* The task
Read the records and write them out again exactly.

— start Source data —

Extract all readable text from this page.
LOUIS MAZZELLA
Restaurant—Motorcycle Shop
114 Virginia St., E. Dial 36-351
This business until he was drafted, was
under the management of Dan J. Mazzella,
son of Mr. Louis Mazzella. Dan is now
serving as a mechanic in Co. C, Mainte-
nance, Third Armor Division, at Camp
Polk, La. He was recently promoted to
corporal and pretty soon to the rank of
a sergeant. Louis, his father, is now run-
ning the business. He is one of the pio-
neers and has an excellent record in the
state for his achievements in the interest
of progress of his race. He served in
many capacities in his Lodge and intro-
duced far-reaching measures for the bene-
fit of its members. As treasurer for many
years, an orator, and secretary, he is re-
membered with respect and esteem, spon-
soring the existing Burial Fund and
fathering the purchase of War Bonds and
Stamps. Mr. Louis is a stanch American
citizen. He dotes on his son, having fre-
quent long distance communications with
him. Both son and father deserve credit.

— end Source data —

* Task answer
Extract all readable text from this page.
LOUIS MAZZELLA
Restaurant—Motorcycle Shop
114 Virginia St., E. Dial 36-351
This business until he was drafted, was
under the management of Dan J. Mazzella,
son of Mr. Louis Mazzella. Dan is now
serving as a mechanic in Co. C, Mainte-
nance, Third Armor Division, at Camp
Polk, La. He was recently promoted to
corporal and pretty soon to the rank of
a sergeant. Louis, his father, is now run-
ning the business. He is one of the pio-
neers and has an excellent record in the
state for his achievements in the interest
of progress of his race. He served in
many capacities in his Lodge and intro-
duced far-reaching measures for the bene-
fit of its members. As treasurer for many
years, an orator, and secretary, he is re-
membered with respect and esteem, spon-
soring the existing Burial Fund and
fathering the purchase of War Bonds and
Stamps. Mr. Louis is a stanch American
citizen. He dotes on his son, having fre-
quent long distance communications with
him. Both son and father deserve credit.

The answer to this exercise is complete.